▶ Collection entries:
************
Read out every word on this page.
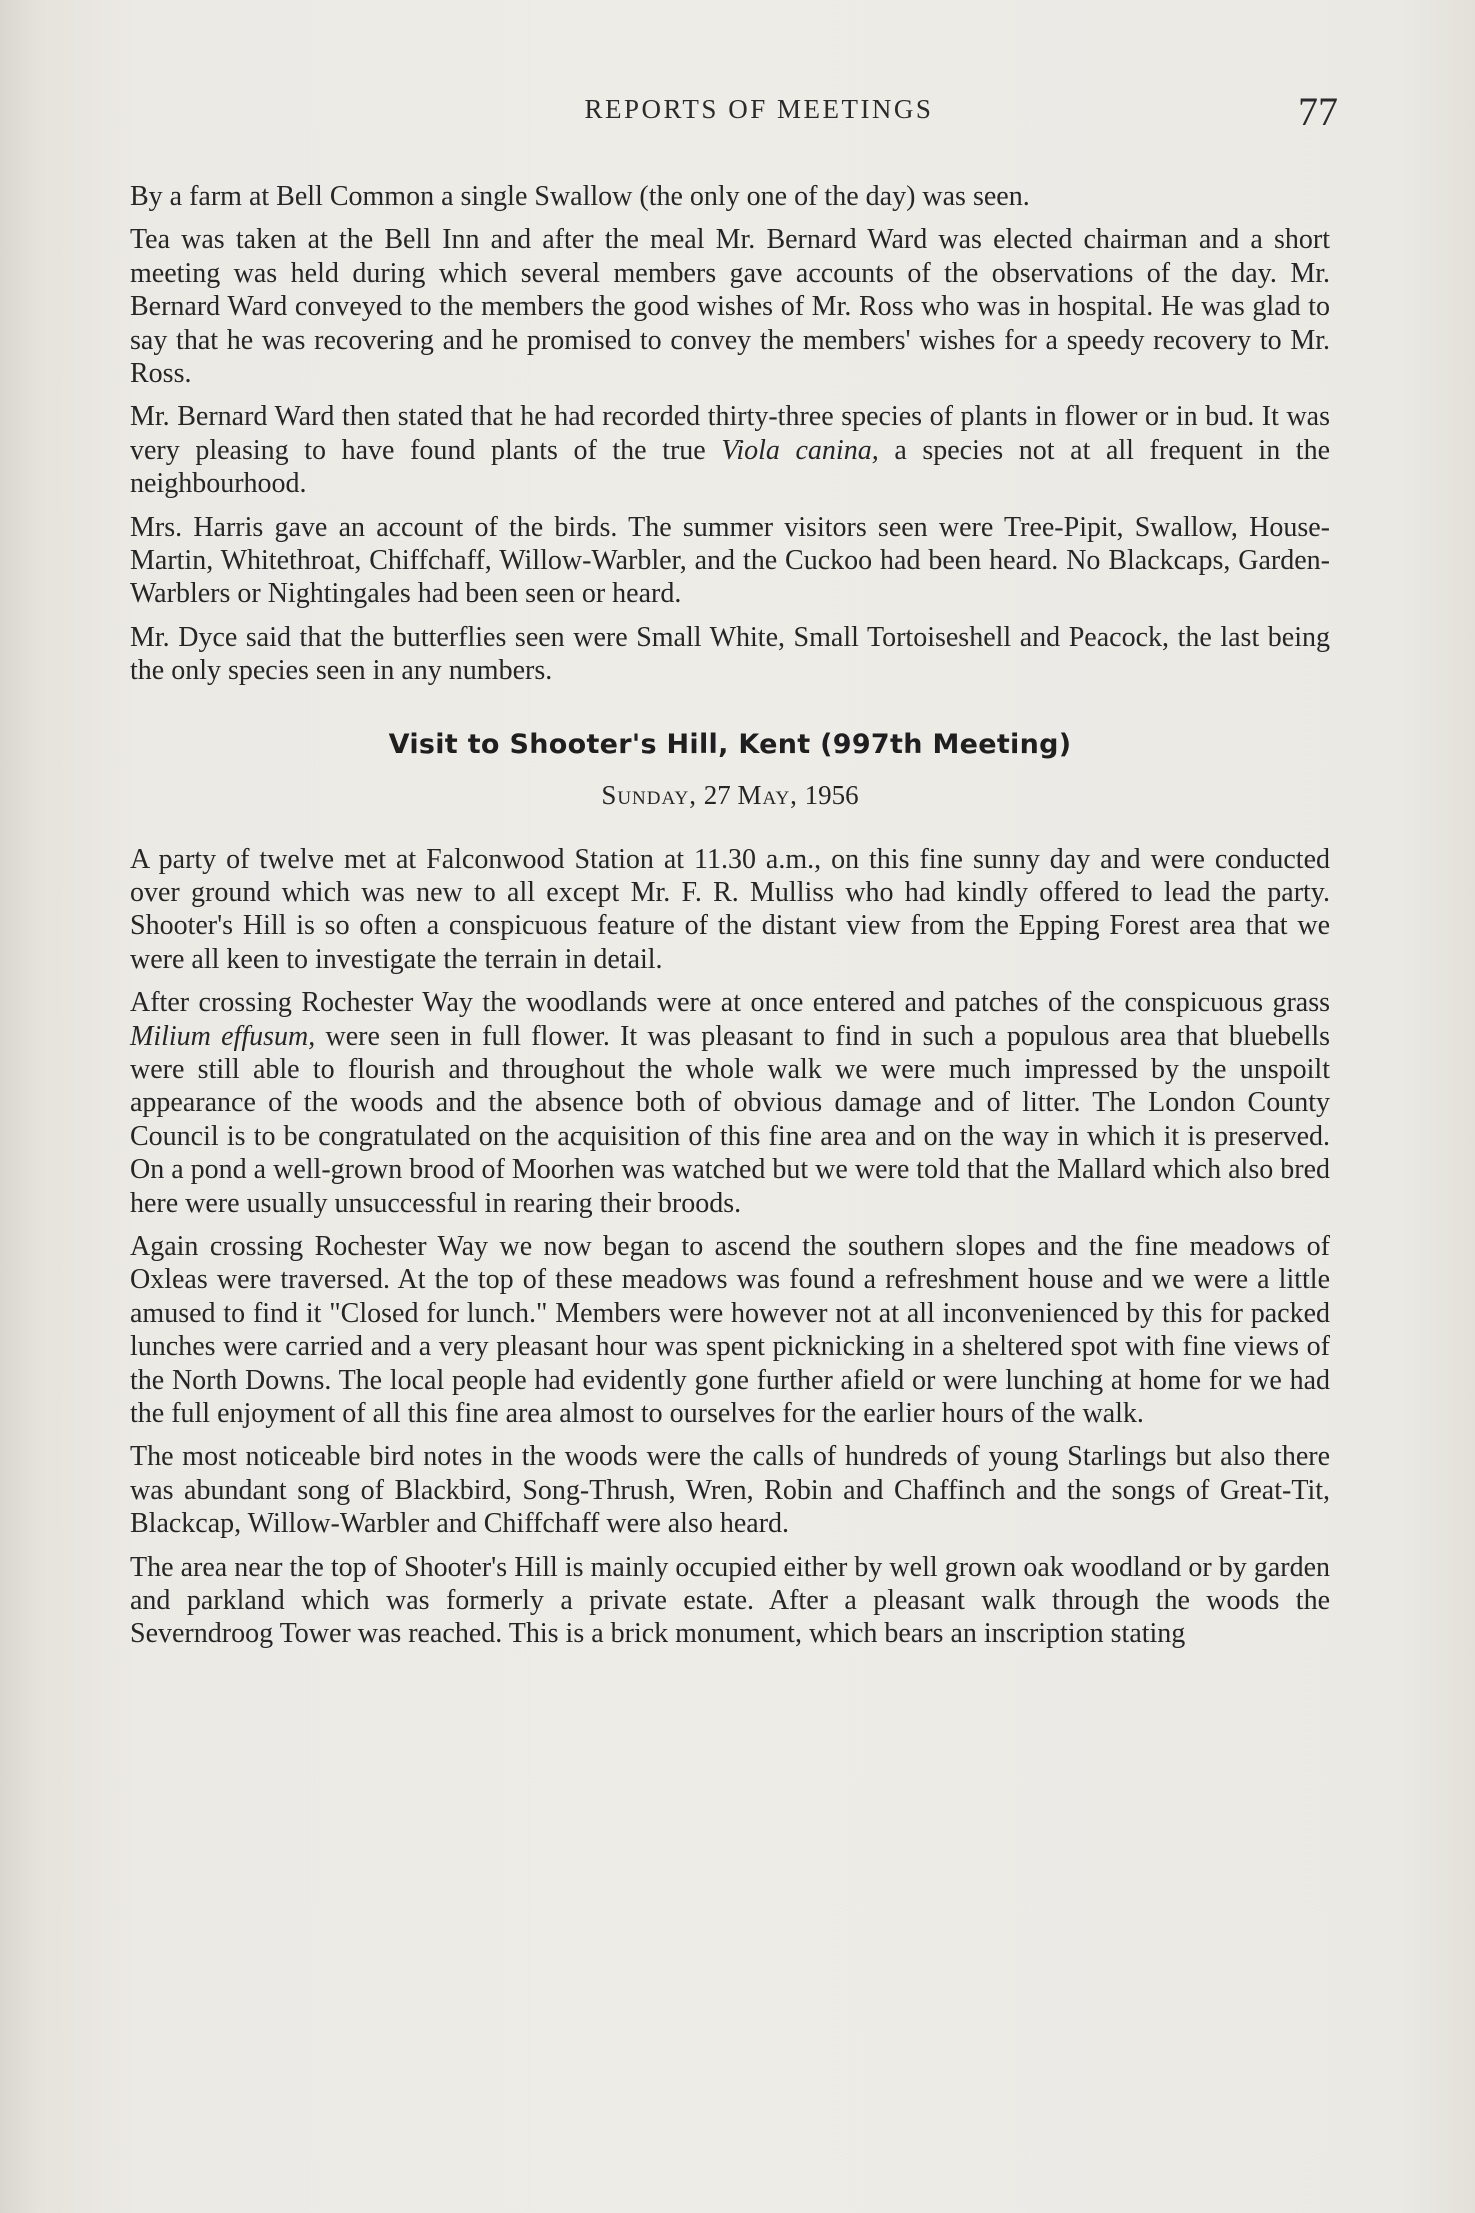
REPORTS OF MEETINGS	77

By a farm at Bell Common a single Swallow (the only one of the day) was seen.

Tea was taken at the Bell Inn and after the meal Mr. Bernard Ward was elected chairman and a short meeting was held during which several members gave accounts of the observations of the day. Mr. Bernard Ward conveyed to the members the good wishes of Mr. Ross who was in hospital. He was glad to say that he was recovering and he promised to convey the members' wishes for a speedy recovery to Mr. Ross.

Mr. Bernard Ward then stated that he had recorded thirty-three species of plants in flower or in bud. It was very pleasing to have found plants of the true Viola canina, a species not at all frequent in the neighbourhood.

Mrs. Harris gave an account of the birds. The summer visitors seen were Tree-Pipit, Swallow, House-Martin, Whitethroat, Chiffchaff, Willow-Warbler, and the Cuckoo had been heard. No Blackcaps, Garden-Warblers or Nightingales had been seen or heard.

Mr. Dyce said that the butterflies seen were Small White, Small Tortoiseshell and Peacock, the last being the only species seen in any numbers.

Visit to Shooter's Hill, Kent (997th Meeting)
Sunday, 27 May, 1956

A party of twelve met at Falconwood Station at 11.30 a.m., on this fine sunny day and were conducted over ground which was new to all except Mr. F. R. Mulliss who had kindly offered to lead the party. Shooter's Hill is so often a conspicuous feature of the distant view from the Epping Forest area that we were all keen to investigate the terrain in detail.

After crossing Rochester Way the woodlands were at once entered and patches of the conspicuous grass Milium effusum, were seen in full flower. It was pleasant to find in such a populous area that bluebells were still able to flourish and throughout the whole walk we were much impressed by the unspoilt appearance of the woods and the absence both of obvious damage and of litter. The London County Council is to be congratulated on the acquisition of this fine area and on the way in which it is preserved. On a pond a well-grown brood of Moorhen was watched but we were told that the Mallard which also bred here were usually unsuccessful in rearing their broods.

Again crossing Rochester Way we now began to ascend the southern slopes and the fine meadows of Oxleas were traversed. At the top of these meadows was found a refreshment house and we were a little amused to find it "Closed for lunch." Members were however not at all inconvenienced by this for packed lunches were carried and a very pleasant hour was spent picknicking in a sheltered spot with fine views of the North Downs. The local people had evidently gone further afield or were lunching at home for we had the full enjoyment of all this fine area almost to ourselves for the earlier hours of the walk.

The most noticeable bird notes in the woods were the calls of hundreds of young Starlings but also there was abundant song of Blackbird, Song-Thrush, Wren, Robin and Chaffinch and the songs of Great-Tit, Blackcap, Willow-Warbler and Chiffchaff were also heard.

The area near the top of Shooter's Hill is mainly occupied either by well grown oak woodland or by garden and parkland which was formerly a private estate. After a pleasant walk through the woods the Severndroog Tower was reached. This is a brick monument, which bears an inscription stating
************
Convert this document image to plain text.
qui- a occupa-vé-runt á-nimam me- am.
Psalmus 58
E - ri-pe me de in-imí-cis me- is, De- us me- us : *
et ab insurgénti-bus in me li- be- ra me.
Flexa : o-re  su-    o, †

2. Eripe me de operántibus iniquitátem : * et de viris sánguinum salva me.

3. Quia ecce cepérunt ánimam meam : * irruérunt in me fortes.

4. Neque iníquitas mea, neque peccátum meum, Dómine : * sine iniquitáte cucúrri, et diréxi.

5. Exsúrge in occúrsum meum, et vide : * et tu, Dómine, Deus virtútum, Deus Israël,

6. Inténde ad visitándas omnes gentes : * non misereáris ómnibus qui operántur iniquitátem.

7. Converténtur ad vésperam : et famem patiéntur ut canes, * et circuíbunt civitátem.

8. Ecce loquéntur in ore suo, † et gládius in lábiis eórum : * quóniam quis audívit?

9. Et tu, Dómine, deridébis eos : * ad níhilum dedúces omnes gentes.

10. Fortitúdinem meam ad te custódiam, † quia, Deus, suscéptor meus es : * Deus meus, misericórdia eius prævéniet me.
************
▶ Your instructions:
Locate all lines that include the word "Warbler" and copy them out.

▶ Solution:
Mrs. Harris gave an account of the birds. The summer visitors seen were Tree-Pipit, Swallow, House-Martin, Whitethroat, Chiffchaff, Willow-Warbler, and the Cuckoo had been heard. No Blackcaps, Garden-Warblers or Nightingales had been seen or heard.
The most noticeable bird notes in the woods were the calls of hundreds of young Starlings but also there was abundant song of Blackbird, Song-Thrush, Wren, Robin and Chaffinch and the songs of Great-Tit, Blackcap, Willow-Warbler and Chiffchaff were also heard.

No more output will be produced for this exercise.